__PROBLEM REQUIREMENTS__:
Turn the listing below, from its first line through the line containing "242, 307, 362]", both included, into a JSON list of strings with one string per line. Leave out any blank lines.

__EXTRACTED MATERIAL__:
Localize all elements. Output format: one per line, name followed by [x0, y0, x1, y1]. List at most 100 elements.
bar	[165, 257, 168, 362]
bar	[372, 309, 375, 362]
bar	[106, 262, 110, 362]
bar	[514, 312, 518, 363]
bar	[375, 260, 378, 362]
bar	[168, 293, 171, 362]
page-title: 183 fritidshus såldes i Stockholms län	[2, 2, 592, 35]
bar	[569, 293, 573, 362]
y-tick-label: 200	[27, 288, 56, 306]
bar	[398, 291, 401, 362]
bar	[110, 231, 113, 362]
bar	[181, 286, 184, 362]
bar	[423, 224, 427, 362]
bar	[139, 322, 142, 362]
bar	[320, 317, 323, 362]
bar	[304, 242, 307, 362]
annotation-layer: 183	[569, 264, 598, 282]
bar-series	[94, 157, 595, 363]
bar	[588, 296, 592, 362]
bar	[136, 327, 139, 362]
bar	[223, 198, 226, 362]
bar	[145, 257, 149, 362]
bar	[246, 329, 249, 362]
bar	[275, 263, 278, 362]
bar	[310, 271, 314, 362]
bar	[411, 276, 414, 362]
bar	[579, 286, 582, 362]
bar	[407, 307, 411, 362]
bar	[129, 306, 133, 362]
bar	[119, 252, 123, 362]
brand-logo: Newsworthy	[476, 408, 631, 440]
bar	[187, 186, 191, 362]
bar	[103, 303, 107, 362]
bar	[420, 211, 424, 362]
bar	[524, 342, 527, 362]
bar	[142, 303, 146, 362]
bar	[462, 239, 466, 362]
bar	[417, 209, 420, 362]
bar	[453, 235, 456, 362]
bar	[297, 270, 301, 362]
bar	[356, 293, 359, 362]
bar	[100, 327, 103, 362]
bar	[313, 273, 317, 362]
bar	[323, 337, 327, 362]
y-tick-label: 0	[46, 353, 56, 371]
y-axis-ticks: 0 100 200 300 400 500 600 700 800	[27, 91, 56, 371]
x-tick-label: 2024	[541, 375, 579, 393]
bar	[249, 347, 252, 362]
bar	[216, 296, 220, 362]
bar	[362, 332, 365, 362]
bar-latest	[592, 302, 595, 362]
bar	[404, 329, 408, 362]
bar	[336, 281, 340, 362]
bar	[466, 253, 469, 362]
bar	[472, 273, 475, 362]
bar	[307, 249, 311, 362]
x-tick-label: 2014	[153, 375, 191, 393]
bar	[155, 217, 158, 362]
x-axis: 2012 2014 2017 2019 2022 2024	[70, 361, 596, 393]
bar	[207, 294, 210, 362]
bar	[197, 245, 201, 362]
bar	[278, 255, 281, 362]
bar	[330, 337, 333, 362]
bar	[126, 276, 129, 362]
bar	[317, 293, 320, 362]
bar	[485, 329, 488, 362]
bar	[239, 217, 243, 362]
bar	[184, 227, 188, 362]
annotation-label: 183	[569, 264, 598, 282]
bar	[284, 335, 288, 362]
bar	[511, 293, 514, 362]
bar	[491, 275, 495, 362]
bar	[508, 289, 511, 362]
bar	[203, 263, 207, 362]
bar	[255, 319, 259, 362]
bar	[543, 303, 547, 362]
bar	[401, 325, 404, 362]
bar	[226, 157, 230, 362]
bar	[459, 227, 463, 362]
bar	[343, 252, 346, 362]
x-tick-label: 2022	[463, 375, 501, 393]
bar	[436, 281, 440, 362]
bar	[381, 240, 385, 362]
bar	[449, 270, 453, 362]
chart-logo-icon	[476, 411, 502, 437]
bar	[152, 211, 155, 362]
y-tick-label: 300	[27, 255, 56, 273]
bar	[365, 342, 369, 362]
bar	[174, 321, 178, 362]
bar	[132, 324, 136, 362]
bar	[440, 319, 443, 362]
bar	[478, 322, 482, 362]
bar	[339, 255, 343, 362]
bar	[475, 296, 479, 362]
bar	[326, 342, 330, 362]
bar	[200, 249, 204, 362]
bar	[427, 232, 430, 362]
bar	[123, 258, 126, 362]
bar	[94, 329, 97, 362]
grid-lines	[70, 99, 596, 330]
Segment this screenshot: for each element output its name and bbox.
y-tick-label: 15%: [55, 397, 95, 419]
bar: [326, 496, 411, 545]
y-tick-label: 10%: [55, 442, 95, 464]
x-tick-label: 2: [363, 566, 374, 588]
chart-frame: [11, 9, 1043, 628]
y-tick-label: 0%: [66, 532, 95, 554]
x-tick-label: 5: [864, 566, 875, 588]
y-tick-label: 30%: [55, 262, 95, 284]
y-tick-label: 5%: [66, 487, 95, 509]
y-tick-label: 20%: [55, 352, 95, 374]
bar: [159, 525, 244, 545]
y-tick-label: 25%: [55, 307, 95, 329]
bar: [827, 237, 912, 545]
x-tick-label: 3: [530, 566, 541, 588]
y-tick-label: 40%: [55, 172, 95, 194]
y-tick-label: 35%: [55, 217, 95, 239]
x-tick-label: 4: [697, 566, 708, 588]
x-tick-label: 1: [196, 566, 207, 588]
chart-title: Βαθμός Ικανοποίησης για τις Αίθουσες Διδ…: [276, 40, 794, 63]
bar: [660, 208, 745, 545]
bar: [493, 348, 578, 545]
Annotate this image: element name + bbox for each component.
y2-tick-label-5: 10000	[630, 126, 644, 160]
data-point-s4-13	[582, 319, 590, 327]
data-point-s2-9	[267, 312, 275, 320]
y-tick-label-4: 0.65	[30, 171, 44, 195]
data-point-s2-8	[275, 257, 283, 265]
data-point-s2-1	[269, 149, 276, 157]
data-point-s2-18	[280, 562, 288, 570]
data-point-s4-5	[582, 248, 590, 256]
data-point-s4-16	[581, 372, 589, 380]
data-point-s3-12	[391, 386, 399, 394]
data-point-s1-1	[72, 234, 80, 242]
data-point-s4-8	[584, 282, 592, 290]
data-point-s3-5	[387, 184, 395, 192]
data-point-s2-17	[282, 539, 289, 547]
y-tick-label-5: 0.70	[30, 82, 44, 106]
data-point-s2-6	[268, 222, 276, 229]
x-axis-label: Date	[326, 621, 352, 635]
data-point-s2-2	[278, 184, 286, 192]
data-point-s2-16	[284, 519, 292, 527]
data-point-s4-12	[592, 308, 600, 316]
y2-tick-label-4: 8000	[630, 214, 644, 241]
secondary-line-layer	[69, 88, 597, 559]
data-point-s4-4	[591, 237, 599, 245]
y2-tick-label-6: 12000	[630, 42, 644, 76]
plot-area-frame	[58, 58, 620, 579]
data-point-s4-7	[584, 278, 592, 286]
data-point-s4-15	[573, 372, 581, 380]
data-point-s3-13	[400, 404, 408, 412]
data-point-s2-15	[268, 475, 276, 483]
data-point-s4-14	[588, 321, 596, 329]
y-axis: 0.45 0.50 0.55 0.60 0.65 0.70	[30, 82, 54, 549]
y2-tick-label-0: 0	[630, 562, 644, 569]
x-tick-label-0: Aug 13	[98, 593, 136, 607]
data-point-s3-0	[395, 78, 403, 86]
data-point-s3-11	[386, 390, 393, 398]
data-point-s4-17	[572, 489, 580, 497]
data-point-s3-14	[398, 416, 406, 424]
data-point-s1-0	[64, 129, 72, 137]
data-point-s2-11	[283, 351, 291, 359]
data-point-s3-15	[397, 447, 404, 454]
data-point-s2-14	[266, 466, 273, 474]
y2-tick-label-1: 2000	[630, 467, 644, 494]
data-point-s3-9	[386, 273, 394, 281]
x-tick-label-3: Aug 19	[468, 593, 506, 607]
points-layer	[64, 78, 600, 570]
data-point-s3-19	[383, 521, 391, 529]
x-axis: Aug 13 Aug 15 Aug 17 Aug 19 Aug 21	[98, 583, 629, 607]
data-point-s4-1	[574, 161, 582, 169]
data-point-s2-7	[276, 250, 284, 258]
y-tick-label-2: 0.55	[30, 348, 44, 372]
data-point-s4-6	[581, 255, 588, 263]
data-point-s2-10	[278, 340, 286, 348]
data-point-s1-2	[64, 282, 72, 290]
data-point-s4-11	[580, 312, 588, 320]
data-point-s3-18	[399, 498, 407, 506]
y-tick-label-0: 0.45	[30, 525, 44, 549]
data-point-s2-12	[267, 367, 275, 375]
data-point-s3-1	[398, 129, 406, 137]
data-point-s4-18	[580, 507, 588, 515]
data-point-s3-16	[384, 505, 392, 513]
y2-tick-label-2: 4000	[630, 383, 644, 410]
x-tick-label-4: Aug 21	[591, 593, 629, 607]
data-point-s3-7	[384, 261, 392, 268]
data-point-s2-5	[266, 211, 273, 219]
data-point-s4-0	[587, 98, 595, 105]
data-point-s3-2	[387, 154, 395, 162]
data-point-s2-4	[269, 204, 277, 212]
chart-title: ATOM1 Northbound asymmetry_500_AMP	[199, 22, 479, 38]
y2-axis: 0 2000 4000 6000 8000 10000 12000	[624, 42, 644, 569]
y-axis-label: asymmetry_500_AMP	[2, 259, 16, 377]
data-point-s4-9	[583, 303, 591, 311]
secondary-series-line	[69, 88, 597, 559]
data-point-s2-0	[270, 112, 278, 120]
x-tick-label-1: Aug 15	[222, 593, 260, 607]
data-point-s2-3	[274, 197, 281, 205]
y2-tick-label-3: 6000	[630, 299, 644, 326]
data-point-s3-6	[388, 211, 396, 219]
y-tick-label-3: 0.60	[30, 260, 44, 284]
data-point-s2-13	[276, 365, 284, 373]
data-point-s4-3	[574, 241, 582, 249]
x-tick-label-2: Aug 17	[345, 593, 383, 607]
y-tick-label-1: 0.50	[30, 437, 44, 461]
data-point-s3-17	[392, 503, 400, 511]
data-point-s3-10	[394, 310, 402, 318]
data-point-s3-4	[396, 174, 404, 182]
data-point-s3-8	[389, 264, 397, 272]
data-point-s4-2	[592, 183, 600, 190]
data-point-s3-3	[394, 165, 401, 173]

__RIGHT ANSWER__:
[
  "Localize all elements. Output format: one per line, name followed by [x0, y0, x1, y1]. List at most 100 elements.",
  "bar\t[165, 257, 168, 362]",
  "bar\t[372, 309, 375, 362]",
  "bar\t[106, 262, 110, 362]",
  "bar\t[514, 312, 518, 363]",
  "bar\t[375, 260, 378, 362]",
  "bar\t[168, 293, 171, 362]",
  "page-title: 183 fritidshus såldes i Stockholms län\t[2, 2, 592, 35]",
  "bar\t[569, 293, 573, 362]",
  "y-tick-label: 200\t[27, 288, 56, 306]",
  "bar\t[398, 291, 401, 362]",
  "bar\t[110, 231, 113, 362]",
  "bar\t[181, 286, 184, 362]",
  "bar\t[423, 224, 427, 362]",
  "bar\t[139, 322, 142, 362]",
  "bar\t[320, 317, 323, 362]",
  "bar\t[304, 242, 307, 362]"
]